* [Task to carry out] Count every line that has "name" in it and give the total, nothing more.
(begin)
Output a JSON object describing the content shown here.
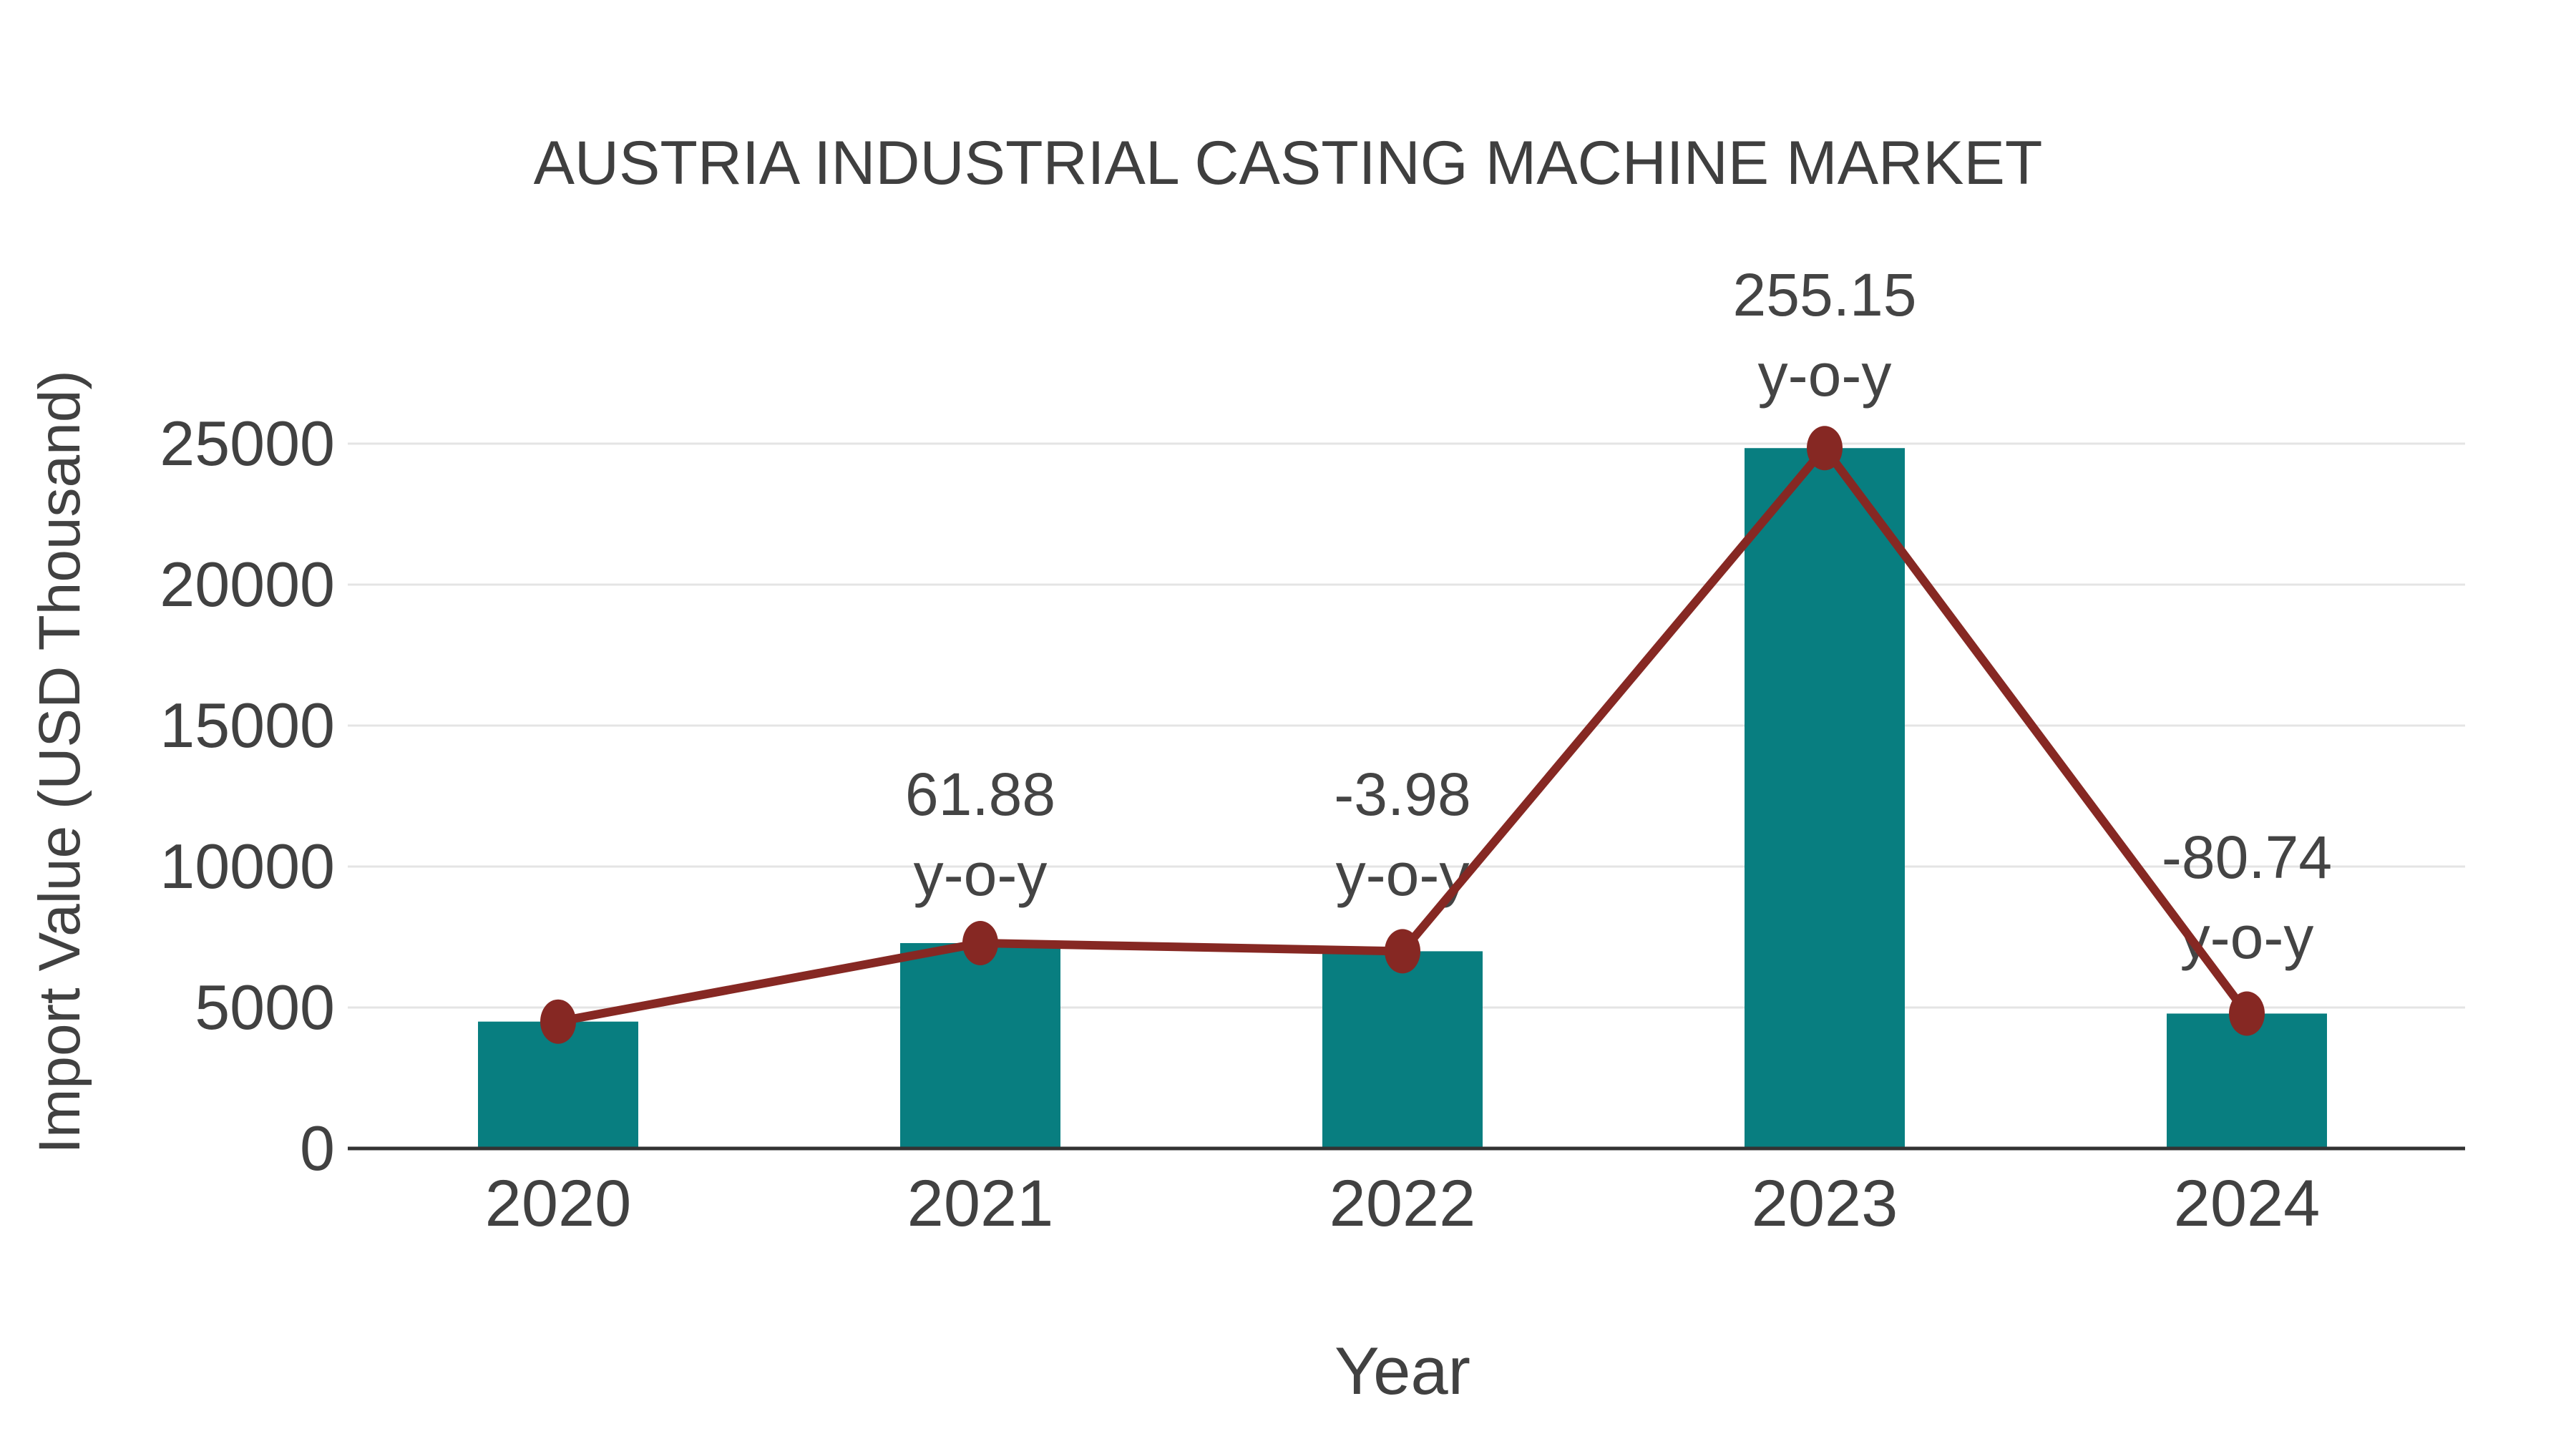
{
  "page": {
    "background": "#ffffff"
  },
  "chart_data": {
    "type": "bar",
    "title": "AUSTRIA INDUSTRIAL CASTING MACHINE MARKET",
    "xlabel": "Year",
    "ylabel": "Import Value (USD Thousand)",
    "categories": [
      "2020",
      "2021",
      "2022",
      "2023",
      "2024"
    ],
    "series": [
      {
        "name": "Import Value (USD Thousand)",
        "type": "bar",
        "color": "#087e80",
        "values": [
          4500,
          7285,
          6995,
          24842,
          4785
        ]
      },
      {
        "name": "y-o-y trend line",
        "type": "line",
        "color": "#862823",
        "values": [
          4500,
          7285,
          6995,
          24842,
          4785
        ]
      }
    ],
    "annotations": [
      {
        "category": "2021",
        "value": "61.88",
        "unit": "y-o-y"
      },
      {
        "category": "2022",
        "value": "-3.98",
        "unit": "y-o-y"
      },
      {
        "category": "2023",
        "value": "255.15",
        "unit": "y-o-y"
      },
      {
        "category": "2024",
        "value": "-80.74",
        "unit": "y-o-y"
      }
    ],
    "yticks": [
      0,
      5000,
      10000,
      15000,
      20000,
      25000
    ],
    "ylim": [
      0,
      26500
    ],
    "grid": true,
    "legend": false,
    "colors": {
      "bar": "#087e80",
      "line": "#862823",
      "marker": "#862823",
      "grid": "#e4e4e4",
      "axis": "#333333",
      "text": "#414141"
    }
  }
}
(end)
* [Written answer] 2